(Records excerpted from a collection)
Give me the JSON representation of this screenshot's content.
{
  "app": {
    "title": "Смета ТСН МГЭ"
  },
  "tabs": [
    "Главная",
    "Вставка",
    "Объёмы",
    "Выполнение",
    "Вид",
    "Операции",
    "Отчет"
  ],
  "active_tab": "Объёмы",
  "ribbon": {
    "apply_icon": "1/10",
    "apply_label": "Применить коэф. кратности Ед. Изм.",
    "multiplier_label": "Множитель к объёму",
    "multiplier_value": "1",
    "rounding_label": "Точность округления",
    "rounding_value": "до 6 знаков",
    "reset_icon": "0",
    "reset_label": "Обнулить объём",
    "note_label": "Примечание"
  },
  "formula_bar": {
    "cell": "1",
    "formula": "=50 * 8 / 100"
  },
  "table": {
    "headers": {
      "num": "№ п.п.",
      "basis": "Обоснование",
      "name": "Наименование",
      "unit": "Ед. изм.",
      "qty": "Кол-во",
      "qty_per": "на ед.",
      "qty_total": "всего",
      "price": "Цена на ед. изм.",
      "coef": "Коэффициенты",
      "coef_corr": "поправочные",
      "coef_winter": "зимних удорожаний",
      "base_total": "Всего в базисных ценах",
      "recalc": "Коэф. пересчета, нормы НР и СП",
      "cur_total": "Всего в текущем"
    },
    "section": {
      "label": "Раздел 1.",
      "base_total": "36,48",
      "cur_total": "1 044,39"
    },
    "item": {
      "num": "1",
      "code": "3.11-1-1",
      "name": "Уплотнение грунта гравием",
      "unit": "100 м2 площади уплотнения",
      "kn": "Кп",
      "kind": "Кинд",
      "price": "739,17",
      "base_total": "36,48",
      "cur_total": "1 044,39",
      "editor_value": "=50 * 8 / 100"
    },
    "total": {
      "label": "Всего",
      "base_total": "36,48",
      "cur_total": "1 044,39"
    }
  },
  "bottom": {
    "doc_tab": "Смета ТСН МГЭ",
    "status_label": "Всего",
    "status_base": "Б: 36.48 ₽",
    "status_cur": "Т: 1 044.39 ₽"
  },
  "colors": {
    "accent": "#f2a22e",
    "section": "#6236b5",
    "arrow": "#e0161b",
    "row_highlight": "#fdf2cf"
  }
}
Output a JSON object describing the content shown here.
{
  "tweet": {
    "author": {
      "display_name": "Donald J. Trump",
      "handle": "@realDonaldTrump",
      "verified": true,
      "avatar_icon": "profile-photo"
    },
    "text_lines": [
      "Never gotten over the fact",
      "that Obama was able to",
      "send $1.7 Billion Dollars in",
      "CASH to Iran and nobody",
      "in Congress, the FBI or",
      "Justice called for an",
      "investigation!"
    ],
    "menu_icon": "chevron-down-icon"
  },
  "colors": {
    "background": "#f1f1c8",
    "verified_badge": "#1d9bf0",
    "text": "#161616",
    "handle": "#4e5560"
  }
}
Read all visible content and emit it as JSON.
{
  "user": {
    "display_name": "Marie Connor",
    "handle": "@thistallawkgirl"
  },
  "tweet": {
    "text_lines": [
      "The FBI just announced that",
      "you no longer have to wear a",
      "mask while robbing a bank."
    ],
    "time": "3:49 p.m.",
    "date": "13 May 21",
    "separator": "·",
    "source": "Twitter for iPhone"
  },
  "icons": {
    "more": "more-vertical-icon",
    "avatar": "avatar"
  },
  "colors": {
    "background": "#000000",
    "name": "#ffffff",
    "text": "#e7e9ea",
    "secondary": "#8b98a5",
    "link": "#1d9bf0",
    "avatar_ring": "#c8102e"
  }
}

## Exercise directions
Output an exact copy of the lines beginning at the one that holds "Output a JSON" and running through the final line of the records.

## Solution to this problem
Output a JSON object describing the content shown here.
{
  "tweet": {
    "author": {
      "display_name": "Donald J. Trump",
      "handle": "@realDonaldTrump",
      "verified": true,
      "avatar_icon": "profile-photo"
    },
    "text_lines": [
      "Never gotten over the fact",
      "that Obama was able to",
      "send $1.7 Billion Dollars in",
      "CASH to Iran and nobody",
      "in Congress, the FBI or",
      "Justice called for an",
      "investigation!"
    ],
    "menu_icon": "chevron-down-icon"
  },
  "colors": {
    "background": "#f1f1c8",
    "verified_badge": "#1d9bf0",
    "text": "#161616",
    "handle": "#4e5560"
  }
}
Read all visible content and emit it as JSON.
{
  "user": {
    "display_name": "Marie Connor",
    "handle": "@thistallawkgirl"
  },
  "tweet": {
    "text_lines": [
      "The FBI just announced that",
      "you no longer have to wear a",
      "mask while robbing a bank."
    ],
    "time": "3:49 p.m.",
    "date": "13 May 21",
    "separator": "·",
    "source": "Twitter for iPhone"
  },
  "icons": {
    "more": "more-vertical-icon",
    "avatar": "avatar"
  },
  "colors": {
    "background": "#000000",
    "name": "#ffffff",
    "text": "#e7e9ea",
    "secondary": "#8b98a5",
    "link": "#1d9bf0",
    "avatar_ring": "#c8102e"
  }
}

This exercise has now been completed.